Records provided ->
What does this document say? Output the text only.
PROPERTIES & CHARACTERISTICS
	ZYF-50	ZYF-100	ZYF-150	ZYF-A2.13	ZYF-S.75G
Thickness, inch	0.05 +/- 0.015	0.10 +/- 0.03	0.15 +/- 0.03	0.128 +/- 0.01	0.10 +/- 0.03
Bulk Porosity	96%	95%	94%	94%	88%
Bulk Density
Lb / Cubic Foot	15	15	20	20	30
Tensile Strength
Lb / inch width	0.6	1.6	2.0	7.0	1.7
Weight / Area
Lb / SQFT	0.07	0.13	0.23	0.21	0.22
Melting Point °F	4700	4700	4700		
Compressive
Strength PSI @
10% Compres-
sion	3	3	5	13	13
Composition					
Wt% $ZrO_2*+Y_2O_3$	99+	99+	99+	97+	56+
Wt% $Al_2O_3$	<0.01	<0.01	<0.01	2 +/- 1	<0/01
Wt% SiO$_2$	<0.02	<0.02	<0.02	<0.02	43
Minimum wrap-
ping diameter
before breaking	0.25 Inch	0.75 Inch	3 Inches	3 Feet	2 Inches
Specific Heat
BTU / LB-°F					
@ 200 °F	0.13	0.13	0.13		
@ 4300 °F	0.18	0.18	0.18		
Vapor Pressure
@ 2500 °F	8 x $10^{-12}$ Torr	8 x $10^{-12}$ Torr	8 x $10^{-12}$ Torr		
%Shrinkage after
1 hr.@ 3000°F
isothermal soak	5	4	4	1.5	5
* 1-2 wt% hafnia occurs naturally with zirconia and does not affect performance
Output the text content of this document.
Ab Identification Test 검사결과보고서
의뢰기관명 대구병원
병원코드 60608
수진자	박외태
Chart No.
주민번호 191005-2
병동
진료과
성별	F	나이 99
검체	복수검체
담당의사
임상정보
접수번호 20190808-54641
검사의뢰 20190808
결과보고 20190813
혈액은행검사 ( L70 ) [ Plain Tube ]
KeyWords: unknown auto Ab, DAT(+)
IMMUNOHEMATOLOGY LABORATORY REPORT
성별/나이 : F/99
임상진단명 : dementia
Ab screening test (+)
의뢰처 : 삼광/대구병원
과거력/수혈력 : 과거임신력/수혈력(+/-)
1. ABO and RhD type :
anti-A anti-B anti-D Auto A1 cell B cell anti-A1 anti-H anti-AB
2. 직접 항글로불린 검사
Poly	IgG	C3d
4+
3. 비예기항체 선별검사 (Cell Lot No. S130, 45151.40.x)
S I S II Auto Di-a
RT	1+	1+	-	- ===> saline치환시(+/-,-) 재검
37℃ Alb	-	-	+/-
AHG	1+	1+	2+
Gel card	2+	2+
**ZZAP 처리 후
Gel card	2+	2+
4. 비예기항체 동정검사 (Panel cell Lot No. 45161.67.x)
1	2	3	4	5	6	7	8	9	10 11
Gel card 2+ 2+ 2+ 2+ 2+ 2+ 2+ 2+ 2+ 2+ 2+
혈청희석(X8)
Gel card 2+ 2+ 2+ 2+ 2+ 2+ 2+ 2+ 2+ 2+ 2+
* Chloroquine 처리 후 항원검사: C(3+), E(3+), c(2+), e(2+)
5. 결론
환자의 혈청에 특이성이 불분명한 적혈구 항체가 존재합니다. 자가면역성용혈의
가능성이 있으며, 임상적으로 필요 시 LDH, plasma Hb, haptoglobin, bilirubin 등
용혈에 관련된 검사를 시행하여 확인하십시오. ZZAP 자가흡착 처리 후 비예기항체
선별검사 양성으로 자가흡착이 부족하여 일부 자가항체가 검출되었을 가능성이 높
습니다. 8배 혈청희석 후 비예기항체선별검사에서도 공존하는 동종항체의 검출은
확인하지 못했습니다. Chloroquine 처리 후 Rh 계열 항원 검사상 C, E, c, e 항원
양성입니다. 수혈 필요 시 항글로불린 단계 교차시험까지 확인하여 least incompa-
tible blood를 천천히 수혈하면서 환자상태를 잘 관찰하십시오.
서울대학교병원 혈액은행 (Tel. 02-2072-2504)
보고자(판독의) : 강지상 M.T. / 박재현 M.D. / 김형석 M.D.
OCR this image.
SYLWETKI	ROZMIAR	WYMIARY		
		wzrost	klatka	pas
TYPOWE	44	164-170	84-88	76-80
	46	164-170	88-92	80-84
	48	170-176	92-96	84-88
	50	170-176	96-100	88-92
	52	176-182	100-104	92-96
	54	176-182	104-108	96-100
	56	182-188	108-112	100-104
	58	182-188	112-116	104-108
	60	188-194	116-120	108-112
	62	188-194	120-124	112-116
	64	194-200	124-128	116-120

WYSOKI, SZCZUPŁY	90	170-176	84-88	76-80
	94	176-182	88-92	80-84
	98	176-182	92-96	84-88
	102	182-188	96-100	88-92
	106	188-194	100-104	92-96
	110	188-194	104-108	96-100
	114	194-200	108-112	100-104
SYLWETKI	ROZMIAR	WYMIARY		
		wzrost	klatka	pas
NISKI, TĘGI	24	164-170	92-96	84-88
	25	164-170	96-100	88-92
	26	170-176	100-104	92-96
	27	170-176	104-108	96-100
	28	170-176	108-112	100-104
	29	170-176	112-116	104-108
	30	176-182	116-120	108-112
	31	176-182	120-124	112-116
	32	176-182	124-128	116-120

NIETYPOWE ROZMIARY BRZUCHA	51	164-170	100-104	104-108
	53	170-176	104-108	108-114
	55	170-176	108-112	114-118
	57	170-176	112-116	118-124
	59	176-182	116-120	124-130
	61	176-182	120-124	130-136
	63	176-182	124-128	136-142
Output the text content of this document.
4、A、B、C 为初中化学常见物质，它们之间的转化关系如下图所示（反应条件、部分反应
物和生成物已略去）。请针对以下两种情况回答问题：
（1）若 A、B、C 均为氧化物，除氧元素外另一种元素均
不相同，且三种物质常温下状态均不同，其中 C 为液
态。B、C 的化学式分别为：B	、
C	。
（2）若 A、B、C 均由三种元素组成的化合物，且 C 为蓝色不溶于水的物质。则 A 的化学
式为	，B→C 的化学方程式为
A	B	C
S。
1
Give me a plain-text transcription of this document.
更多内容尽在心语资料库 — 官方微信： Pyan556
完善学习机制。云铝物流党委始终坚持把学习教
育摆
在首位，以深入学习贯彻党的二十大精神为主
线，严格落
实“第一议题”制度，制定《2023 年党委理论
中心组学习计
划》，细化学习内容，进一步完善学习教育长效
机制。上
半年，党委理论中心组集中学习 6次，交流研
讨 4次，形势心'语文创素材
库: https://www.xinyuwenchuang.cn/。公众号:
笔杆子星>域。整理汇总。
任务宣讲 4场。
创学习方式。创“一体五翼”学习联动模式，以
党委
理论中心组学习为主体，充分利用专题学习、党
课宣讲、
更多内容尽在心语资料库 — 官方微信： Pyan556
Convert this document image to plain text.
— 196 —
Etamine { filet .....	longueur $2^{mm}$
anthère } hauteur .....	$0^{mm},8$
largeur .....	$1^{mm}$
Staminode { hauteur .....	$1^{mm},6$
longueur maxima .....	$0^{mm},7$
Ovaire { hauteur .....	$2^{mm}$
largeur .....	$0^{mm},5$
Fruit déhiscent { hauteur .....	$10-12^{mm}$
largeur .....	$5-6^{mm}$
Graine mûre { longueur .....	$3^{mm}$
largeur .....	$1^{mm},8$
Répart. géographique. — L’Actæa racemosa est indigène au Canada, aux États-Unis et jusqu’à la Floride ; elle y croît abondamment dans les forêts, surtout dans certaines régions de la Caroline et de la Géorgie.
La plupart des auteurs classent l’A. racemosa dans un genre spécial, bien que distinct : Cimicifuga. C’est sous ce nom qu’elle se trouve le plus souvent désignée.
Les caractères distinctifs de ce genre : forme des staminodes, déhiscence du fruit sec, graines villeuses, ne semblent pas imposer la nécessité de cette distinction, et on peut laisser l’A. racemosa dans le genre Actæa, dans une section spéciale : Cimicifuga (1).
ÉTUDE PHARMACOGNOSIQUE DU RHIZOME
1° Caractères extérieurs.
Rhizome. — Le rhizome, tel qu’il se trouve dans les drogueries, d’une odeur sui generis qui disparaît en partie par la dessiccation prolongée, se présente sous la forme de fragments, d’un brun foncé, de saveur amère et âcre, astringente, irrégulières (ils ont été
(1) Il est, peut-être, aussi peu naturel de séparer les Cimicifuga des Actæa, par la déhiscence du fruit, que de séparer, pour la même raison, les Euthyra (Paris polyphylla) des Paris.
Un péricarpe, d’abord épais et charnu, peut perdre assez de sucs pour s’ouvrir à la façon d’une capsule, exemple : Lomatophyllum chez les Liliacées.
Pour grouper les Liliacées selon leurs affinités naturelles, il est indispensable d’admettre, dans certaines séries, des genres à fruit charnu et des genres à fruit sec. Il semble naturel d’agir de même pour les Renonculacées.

Task to carry out -> Identify the lines in the entries that hold "Bulk" and return each one.

Reply to the task ->
Bulk Porosity	96%	95%	94%	94%	88%
Bulk Density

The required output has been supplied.